What you should do:
Leaving out all images, write out the records that follow exactly.

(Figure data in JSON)
+++

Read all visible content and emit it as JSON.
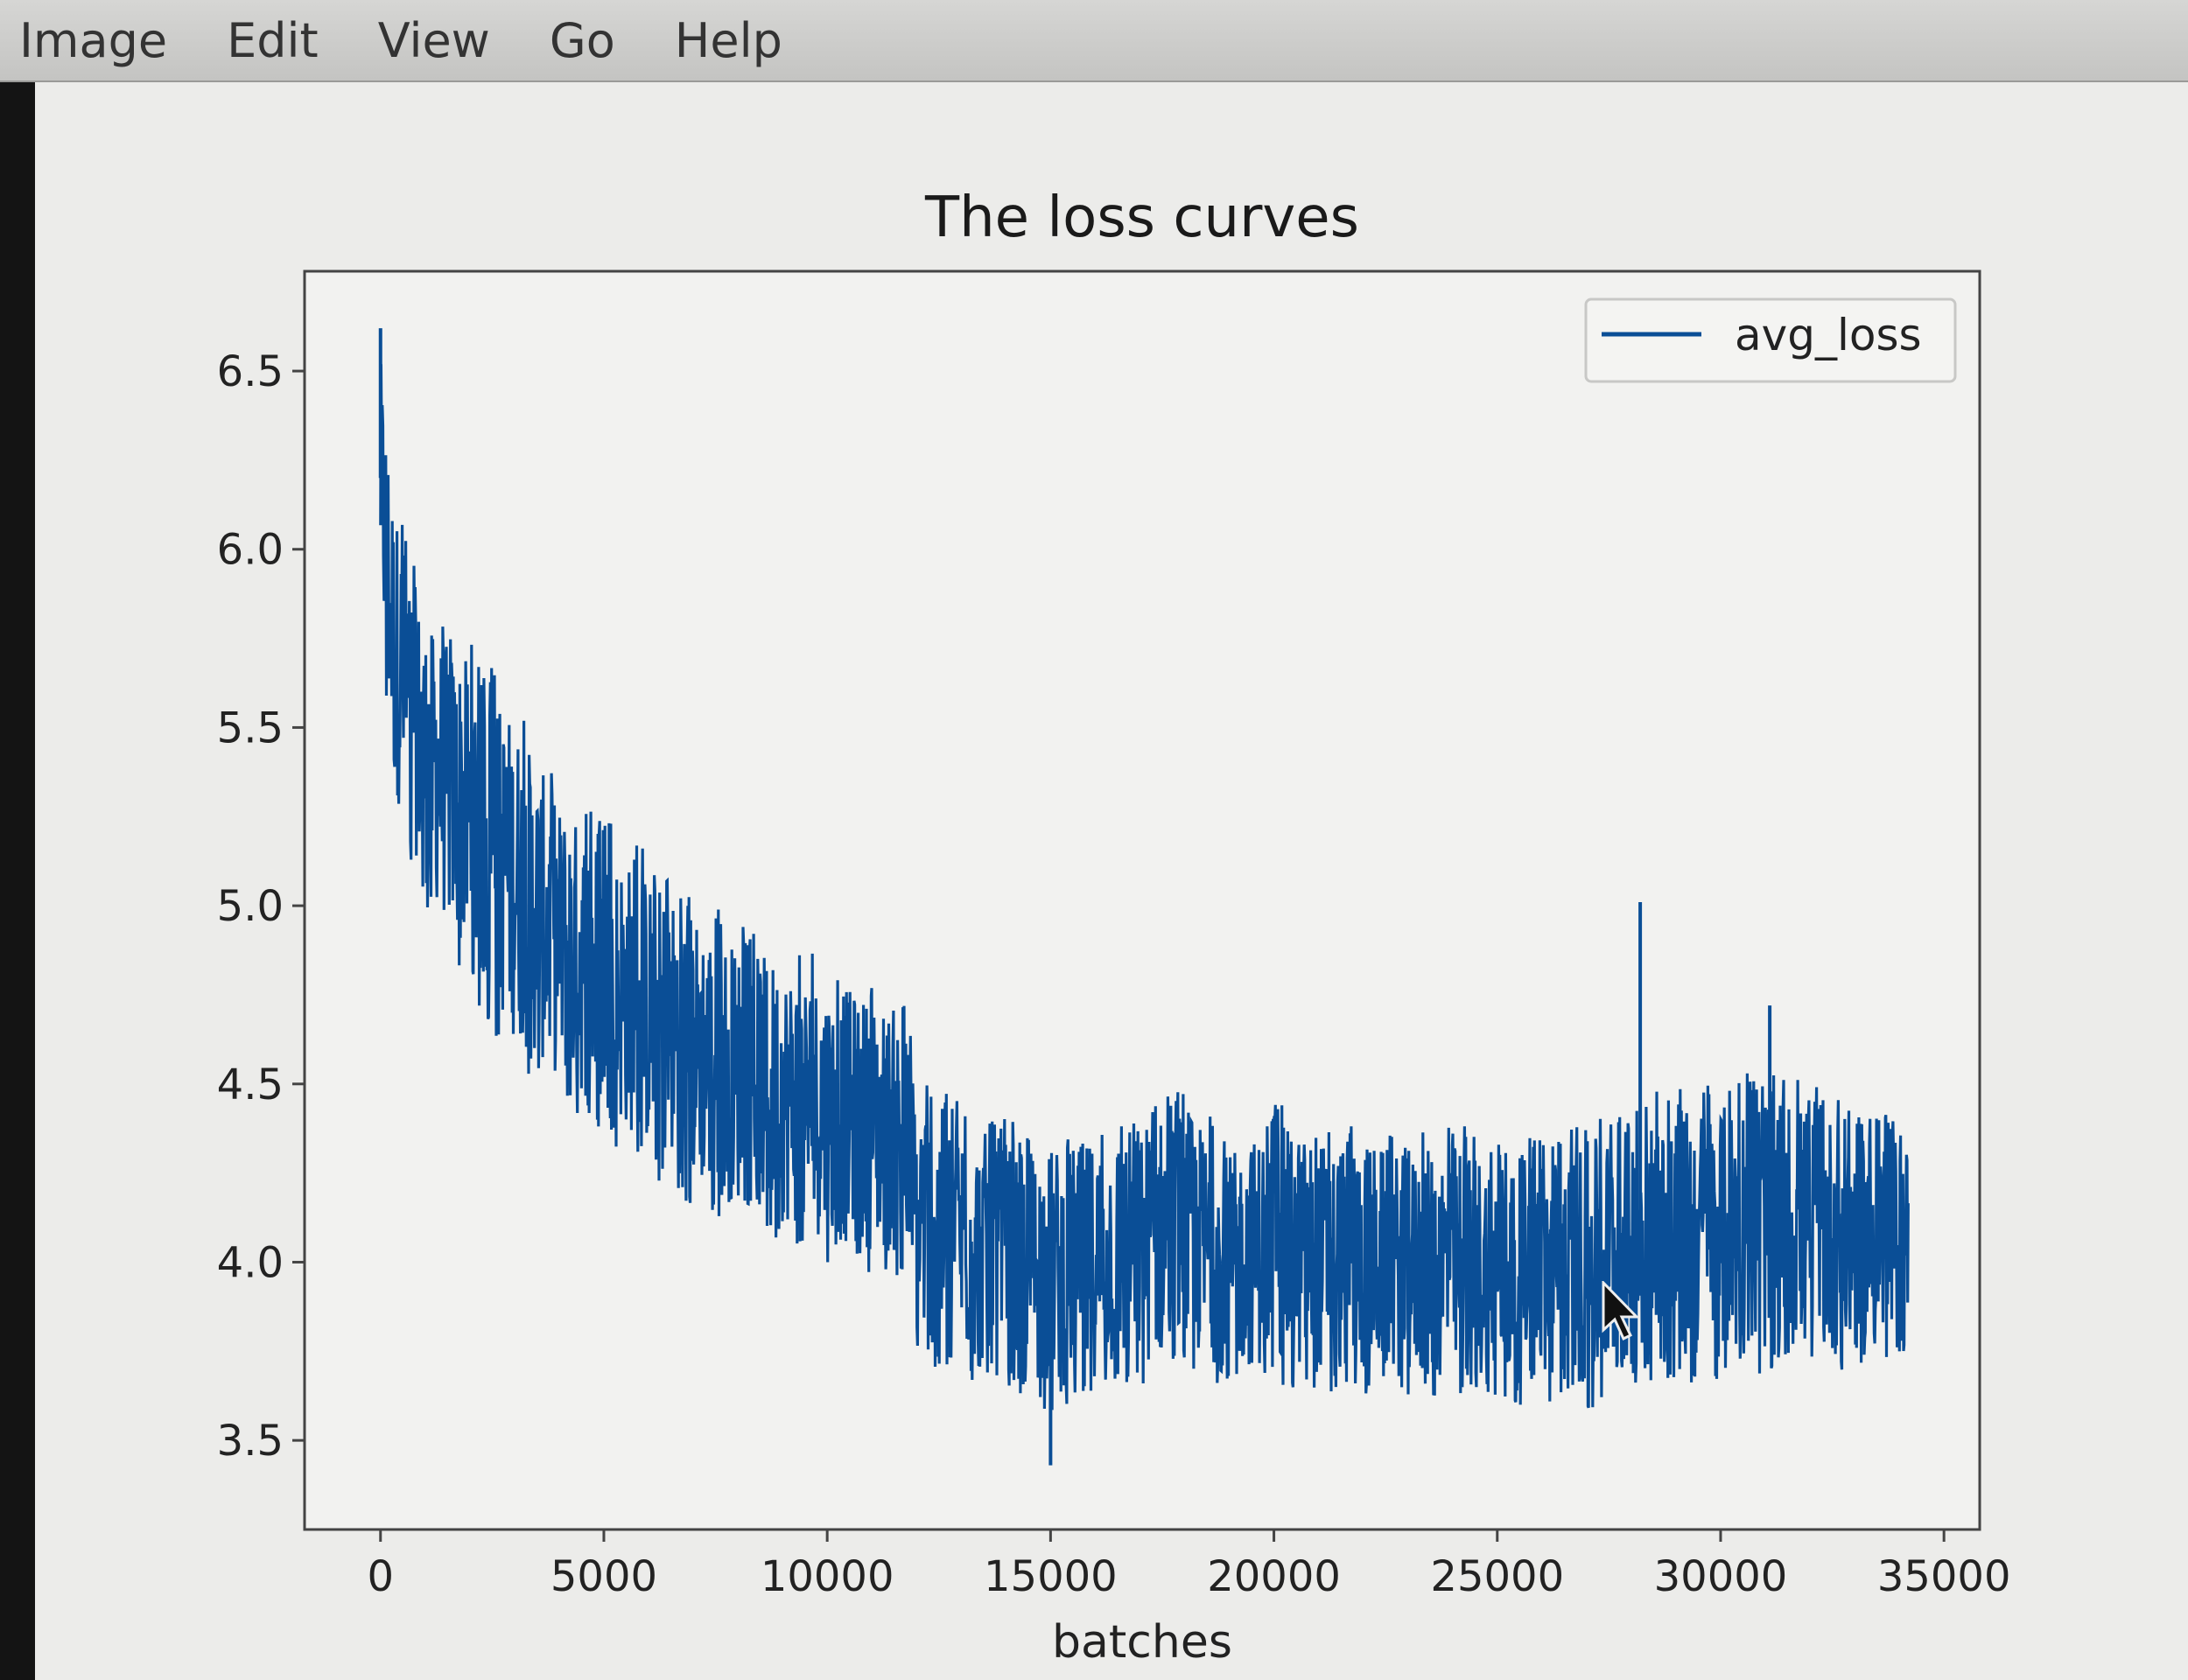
{
  "menubar": {
    "items": [
      "Image",
      "Edit",
      "View",
      "Go",
      "Help"
    ]
  },
  "colors": {
    "line": "#0a4e96",
    "background": "#ececea",
    "axis": "#444444"
  },
  "chart_data": {
    "type": "line",
    "title": "The loss curves",
    "xlabel": "batches",
    "ylabel": "",
    "xlim": [
      -1700,
      35800
    ],
    "ylim": [
      3.25,
      6.78
    ],
    "xticks": [
      0,
      5000,
      10000,
      15000,
      20000,
      25000,
      30000,
      35000
    ],
    "xtick_labels": [
      "0",
      "5000",
      "10000",
      "15000",
      "20000",
      "25000",
      "30000",
      "35000"
    ],
    "yticks": [
      3.5,
      4.0,
      4.5,
      5.0,
      5.5,
      6.0,
      6.5
    ],
    "ytick_labels": [
      "3.5",
      "4.0",
      "4.5",
      "5.0",
      "5.5",
      "6.0",
      "6.5"
    ],
    "grid": false,
    "legend_position": "top-right",
    "series": [
      {
        "name": "avg_loss",
        "x_range": [
          0,
          34200
        ],
        "envelope": {
          "x": [
            0,
            300,
            1000,
            2000,
            3000,
            4000,
            5000,
            6000,
            7000,
            8000,
            9000,
            10000,
            11000,
            11700,
            12000,
            13000,
            14000,
            15000,
            16000,
            17000,
            18000,
            19000,
            20000,
            21000,
            22000,
            23000,
            24000,
            25000,
            26000,
            27000,
            28000,
            29000,
            30000,
            31000,
            32000,
            33000,
            34200
          ],
          "upper": [
            6.6,
            6.2,
            5.85,
            5.75,
            5.6,
            5.35,
            5.25,
            5.15,
            5.05,
            4.95,
            4.9,
            4.85,
            4.8,
            4.75,
            4.55,
            4.45,
            4.4,
            4.38,
            4.4,
            4.45,
            4.5,
            4.35,
            4.45,
            4.4,
            4.4,
            4.35,
            4.4,
            4.35,
            4.35,
            4.4,
            4.45,
            4.5,
            4.5,
            4.55,
            4.5,
            4.45,
            4.4
          ],
          "lower": [
            5.8,
            5.25,
            5.0,
            4.75,
            4.55,
            4.45,
            4.35,
            4.25,
            4.15,
            4.1,
            4.05,
            4.0,
            3.97,
            3.95,
            3.72,
            3.67,
            3.64,
            3.58,
            3.62,
            3.65,
            3.68,
            3.65,
            3.65,
            3.63,
            3.63,
            3.62,
            3.6,
            3.6,
            3.6,
            3.58,
            3.62,
            3.65,
            3.67,
            3.68,
            3.68,
            3.68,
            3.68
          ]
        },
        "spikes": [
          {
            "x": 0,
            "y": 6.62
          },
          {
            "x": 15000,
            "y": 3.43
          },
          {
            "x": 28200,
            "y": 5.01
          },
          {
            "x": 31100,
            "y": 4.72
          }
        ]
      }
    ]
  }
}
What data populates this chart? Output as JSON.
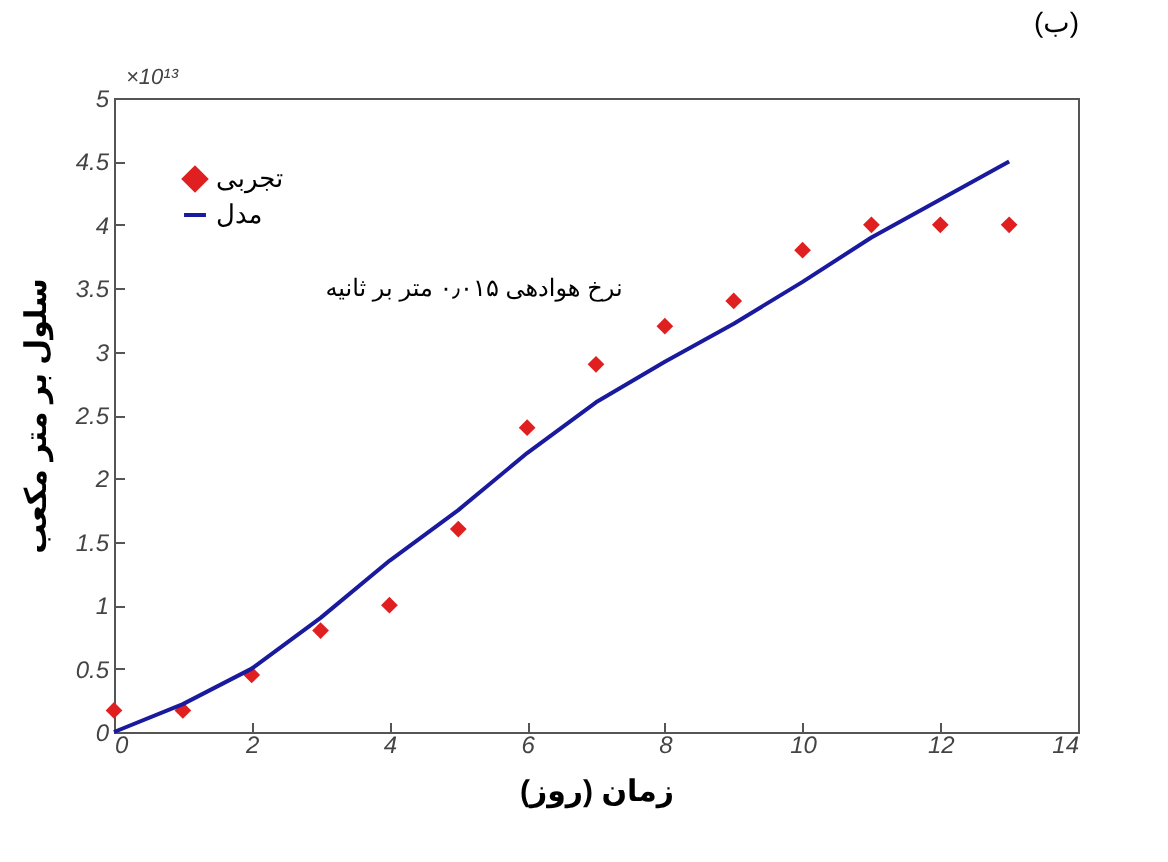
{
  "chart_data": {
    "type": "scatter",
    "title": "(ب)",
    "xlabel": "زمان (روز)",
    "ylabel": "سلول بر متر مکعب",
    "annotations": [
      "×10¹³",
      "نرخ هوادهی ۰٫۰۱۵ متر بر ثانیه"
    ],
    "xlim": [
      0,
      14
    ],
    "xticks": [
      0,
      2,
      4,
      6,
      8,
      10,
      12,
      14
    ],
    "ylim": [
      0,
      5
    ],
    "yticks": [
      0,
      0.5,
      1,
      1.5,
      2,
      2.5,
      3,
      3.5,
      4,
      4.5,
      5
    ],
    "grid": false,
    "legend": "top left",
    "series": [
      {
        "name": "تجربی",
        "marker": "diamond",
        "color": "#e02020",
        "x": [
          0,
          1,
          2,
          3,
          4,
          5,
          6,
          7,
          8,
          9,
          10,
          11,
          12,
          13
        ],
        "values": [
          0.17,
          0.17,
          0.45,
          0.8,
          1.0,
          1.6,
          2.4,
          2.9,
          3.2,
          3.4,
          3.8,
          4.0,
          4.0,
          4.0
        ]
      },
      {
        "name": "مدل",
        "type": "line",
        "color": "#1a1a9e",
        "x": [
          0,
          1,
          2,
          3,
          4,
          5,
          6,
          7,
          8,
          9,
          10,
          11,
          12,
          13
        ],
        "values": [
          0,
          0.22,
          0.5,
          0.9,
          1.35,
          1.75,
          2.2,
          2.6,
          2.92,
          3.22,
          3.55,
          3.9,
          4.2,
          4.5
        ]
      }
    ]
  }
}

+++

Final answer:
Read all visible content and emit it as JSON.
{
  "menubar": {
    "items": [
      "Image",
      "Edit",
      "View",
      "Go",
      "Help"
    ]
  },
  "colors": {
    "line": "#0a4e96",
    "background": "#ececea",
    "axis": "#444444"
  },
  "chart_data": {
    "type": "line",
    "title": "The loss curves",
    "xlabel": "batches",
    "ylabel": "",
    "xlim": [
      -1700,
      35800
    ],
    "ylim": [
      3.25,
      6.78
    ],
    "xticks": [
      0,
      5000,
      10000,
      15000,
      20000,
      25000,
      30000,
      35000
    ],
    "xtick_labels": [
      "0",
      "5000",
      "10000",
      "15000",
      "20000",
      "25000",
      "30000",
      "35000"
    ],
    "yticks": [
      3.5,
      4.0,
      4.5,
      5.0,
      5.5,
      6.0,
      6.5
    ],
    "ytick_labels": [
      "3.5",
      "4.0",
      "4.5",
      "5.0",
      "5.5",
      "6.0",
      "6.5"
    ],
    "grid": false,
    "legend_position": "top-right",
    "series": [
      {
        "name": "avg_loss",
        "x_range": [
          0,
          34200
        ],
        "envelope": {
          "x": [
            0,
            300,
            1000,
            2000,
            3000,
            4000,
            5000,
            6000,
            7000,
            8000,
            9000,
            10000,
            11000,
            11700,
            12000,
            13000,
            14000,
            15000,
            16000,
            17000,
            18000,
            19000,
            20000,
            21000,
            22000,
            23000,
            24000,
            25000,
            26000,
            27000,
            28000,
            29000,
            30000,
            31000,
            32000,
            33000,
            34200
          ],
          "upper": [
            6.6,
            6.2,
            5.85,
            5.75,
            5.6,
            5.35,
            5.25,
            5.15,
            5.05,
            4.95,
            4.9,
            4.85,
            4.8,
            4.75,
            4.55,
            4.45,
            4.4,
            4.38,
            4.4,
            4.45,
            4.5,
            4.35,
            4.45,
            4.4,
            4.4,
            4.35,
            4.4,
            4.35,
            4.35,
            4.4,
            4.45,
            4.5,
            4.5,
            4.55,
            4.5,
            4.45,
            4.4
          ],
          "lower": [
            5.8,
            5.25,
            5.0,
            4.75,
            4.55,
            4.45,
            4.35,
            4.25,
            4.15,
            4.1,
            4.05,
            4.0,
            3.97,
            3.95,
            3.72,
            3.67,
            3.64,
            3.58,
            3.62,
            3.65,
            3.68,
            3.65,
            3.65,
            3.63,
            3.63,
            3.62,
            3.6,
            3.6,
            3.6,
            3.58,
            3.62,
            3.65,
            3.67,
            3.68,
            3.68,
            3.68,
            3.68
          ]
        },
        "spikes": [
          {
            "x": 0,
            "y": 6.62
          },
          {
            "x": 15000,
            "y": 3.43
          },
          {
            "x": 28200,
            "y": 5.01
          },
          {
            "x": 31100,
            "y": 4.72
          }
        ]
      }
    ]
  }
}
What data populates this chart? Output as JSON.
{
  "chart_data": {
    "type": "scatter",
    "title": "(ب)",
    "xlabel": "زمان (روز)",
    "ylabel": "سلول بر متر مکعب",
    "annotations": [
      "×10¹³",
      "نرخ هوادهی ۰٫۰۱۵ متر بر ثانیه"
    ],
    "xlim": [
      0,
      14
    ],
    "xticks": [
      0,
      2,
      4,
      6,
      8,
      10,
      12,
      14
    ],
    "ylim": [
      0,
      5
    ],
    "yticks": [
      0,
      0.5,
      1,
      1.5,
      2,
      2.5,
      3,
      3.5,
      4,
      4.5,
      5
    ],
    "grid": false,
    "legend": "top left",
    "series": [
      {
        "name": "تجربی",
        "marker": "diamond",
        "color": "#e02020",
        "x": [
          0,
          1,
          2,
          3,
          4,
          5,
          6,
          7,
          8,
          9,
          10,
          11,
          12,
          13
        ],
        "values": [
          0.17,
          0.17,
          0.45,
          0.8,
          1.0,
          1.6,
          2.4,
          2.9,
          3.2,
          3.4,
          3.8,
          4.0,
          4.0,
          4.0
        ]
      },
      {
        "name": "مدل",
        "type": "line",
        "color": "#1a1a9e",
        "x": [
          0,
          1,
          2,
          3,
          4,
          5,
          6,
          7,
          8,
          9,
          10,
          11,
          12,
          13
        ],
        "values": [
          0,
          0.22,
          0.5,
          0.9,
          1.35,
          1.75,
          2.2,
          2.6,
          2.92,
          3.22,
          3.55,
          3.9,
          4.2,
          4.5
        ]
      }
    ]
  }
}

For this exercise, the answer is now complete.